[START]
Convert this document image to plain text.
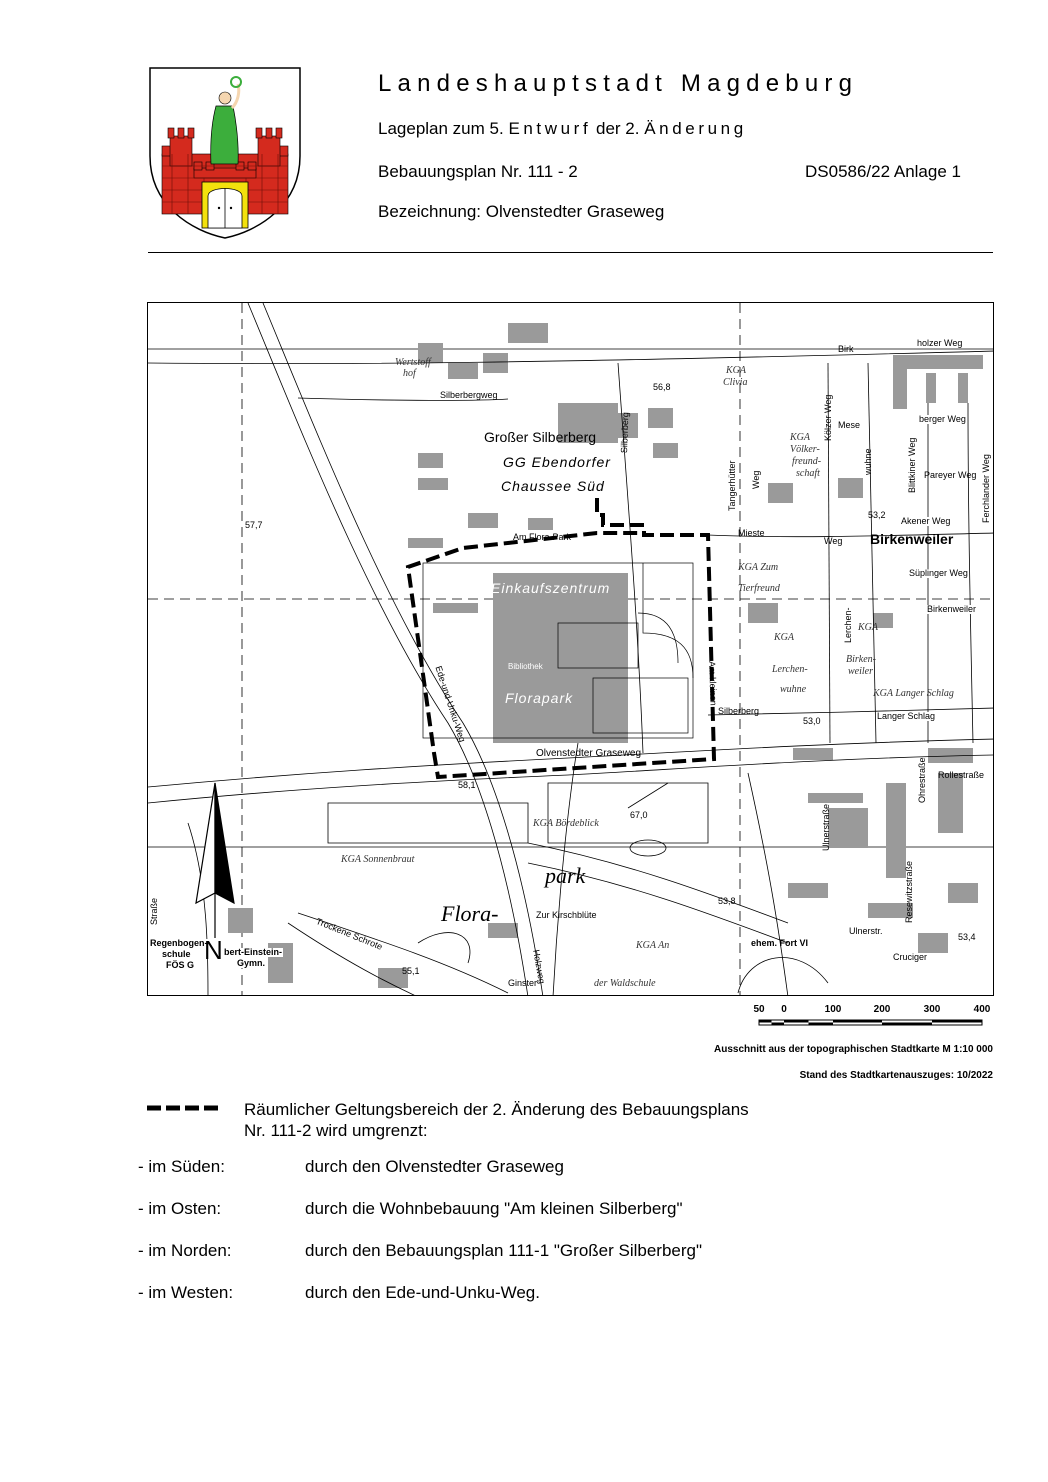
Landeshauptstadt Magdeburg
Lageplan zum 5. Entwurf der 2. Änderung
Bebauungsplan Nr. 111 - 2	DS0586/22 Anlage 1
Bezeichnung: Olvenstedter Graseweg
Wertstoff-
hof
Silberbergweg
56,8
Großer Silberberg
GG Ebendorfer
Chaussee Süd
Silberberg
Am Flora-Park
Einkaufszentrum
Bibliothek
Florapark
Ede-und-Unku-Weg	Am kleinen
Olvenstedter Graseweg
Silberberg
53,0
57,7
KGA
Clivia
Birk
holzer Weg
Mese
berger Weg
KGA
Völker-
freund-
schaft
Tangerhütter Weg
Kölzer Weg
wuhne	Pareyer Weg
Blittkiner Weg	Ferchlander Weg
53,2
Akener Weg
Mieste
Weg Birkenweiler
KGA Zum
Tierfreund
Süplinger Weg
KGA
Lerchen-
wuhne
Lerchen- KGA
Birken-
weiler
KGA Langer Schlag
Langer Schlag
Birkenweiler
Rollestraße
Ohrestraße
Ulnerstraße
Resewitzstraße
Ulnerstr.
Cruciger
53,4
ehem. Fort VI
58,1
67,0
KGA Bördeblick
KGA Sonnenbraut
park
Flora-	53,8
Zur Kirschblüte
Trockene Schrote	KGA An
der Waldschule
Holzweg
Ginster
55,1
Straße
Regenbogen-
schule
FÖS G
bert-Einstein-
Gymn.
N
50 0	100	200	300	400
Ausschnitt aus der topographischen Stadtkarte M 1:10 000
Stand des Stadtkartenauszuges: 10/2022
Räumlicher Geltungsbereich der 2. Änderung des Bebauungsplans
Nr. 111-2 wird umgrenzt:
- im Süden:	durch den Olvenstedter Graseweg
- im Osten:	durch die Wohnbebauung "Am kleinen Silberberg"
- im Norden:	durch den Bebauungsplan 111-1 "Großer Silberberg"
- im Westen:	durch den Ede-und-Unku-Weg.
[END]
[START]
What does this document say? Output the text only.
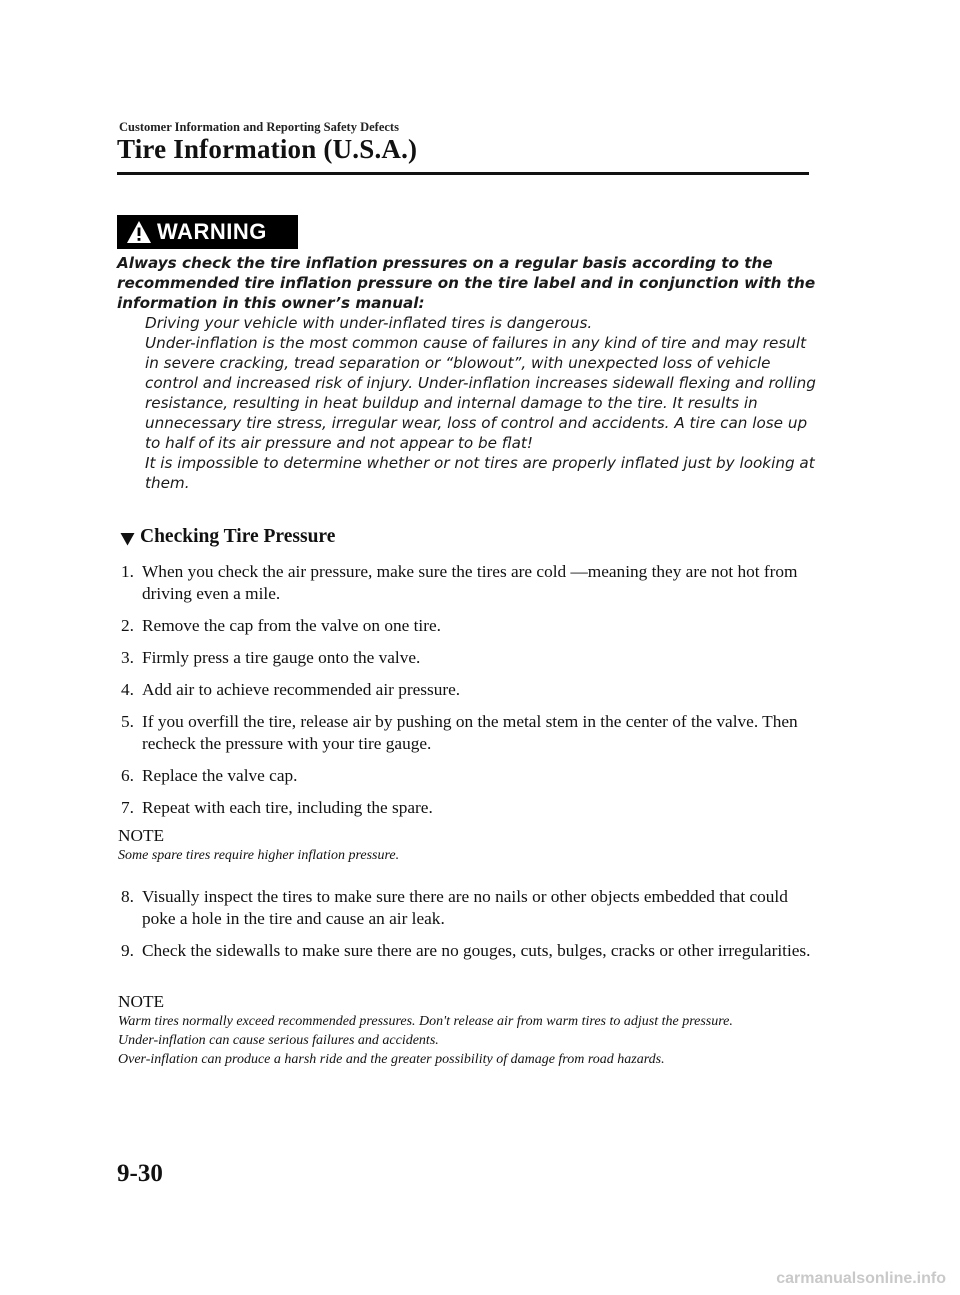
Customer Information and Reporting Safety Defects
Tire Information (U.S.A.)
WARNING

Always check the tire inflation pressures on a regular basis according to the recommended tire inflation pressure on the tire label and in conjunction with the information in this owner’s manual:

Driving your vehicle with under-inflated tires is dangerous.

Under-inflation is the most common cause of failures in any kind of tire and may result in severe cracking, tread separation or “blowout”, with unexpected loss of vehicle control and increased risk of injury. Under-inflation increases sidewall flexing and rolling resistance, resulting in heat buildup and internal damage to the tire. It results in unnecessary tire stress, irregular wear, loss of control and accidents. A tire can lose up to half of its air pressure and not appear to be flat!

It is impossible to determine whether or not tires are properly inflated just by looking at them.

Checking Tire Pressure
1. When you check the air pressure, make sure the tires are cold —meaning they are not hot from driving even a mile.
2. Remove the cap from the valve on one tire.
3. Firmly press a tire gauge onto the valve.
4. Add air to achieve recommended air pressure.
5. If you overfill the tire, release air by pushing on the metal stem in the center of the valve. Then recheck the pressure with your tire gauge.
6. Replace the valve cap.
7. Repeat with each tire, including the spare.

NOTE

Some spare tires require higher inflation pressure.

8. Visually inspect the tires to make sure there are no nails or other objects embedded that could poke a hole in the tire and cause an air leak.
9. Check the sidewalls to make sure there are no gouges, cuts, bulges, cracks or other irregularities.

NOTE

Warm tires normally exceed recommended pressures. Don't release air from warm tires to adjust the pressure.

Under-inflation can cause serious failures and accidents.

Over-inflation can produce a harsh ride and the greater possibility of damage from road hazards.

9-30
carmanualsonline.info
[END]
◆ Task prompt ◆
Filter for "this". Return all lines that hold it.

◆ Result ◆
Convert this document image to plain text.
What does this document say? Output the text only.
Always check the tire inflation pressures on a regular basis according to the recommended tire inflation pressure on the tire label and in conjunction with the information in this owner’s manual:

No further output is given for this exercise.